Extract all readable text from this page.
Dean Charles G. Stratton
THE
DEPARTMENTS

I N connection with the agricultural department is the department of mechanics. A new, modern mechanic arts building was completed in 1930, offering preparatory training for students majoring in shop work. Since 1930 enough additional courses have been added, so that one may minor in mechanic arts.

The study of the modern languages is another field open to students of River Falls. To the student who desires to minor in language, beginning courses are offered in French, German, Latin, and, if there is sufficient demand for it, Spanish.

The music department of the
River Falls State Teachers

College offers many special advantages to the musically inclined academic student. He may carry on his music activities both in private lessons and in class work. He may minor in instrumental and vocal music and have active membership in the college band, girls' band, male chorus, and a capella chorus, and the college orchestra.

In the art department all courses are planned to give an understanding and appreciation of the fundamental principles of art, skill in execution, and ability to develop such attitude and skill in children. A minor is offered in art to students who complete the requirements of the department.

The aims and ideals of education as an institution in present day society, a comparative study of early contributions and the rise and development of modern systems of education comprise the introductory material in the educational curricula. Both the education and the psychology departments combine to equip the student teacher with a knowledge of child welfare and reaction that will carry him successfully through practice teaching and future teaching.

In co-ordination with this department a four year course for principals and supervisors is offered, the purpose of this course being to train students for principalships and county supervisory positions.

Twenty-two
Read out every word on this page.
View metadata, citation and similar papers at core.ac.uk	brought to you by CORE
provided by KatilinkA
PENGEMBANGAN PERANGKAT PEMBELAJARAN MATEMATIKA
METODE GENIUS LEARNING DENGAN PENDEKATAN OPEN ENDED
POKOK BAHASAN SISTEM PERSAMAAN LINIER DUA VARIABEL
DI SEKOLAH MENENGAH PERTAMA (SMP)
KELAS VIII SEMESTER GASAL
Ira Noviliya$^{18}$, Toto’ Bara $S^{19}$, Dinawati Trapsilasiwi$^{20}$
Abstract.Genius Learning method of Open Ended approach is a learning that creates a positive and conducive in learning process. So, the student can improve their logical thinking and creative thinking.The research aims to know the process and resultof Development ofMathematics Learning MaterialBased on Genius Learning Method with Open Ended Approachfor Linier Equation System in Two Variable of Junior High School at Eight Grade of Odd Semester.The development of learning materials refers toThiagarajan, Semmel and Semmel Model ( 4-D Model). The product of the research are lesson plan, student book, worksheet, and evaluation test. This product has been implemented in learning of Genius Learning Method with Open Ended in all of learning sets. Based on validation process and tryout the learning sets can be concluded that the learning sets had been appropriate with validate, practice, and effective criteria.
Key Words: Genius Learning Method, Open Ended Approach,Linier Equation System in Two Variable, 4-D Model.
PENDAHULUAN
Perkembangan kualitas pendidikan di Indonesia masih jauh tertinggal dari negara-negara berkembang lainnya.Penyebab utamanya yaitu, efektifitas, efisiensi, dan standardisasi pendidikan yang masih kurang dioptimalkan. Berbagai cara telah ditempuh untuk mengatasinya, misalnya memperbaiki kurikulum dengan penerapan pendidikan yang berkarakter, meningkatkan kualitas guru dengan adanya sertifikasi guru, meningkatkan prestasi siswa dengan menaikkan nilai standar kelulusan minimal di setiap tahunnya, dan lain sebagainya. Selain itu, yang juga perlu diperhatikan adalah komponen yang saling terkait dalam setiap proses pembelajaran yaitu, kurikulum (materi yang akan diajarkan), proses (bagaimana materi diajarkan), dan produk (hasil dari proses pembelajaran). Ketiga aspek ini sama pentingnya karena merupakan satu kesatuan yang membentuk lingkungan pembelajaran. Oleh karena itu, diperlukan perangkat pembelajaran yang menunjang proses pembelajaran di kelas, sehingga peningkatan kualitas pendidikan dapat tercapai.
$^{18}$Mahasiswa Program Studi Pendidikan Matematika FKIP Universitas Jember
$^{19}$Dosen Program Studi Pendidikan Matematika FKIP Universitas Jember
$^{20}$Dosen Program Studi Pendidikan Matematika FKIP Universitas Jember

* Problem description:
Locate the string "Dosen" in the listing above and copy every line where it occurs.

* Result of this task:
$^{19}$Dosen Program Studi Pendidikan Matematika FKIP Universitas Jember
$^{20}$Dosen Program Studi Pendidikan Matematika FKIP Universitas Jember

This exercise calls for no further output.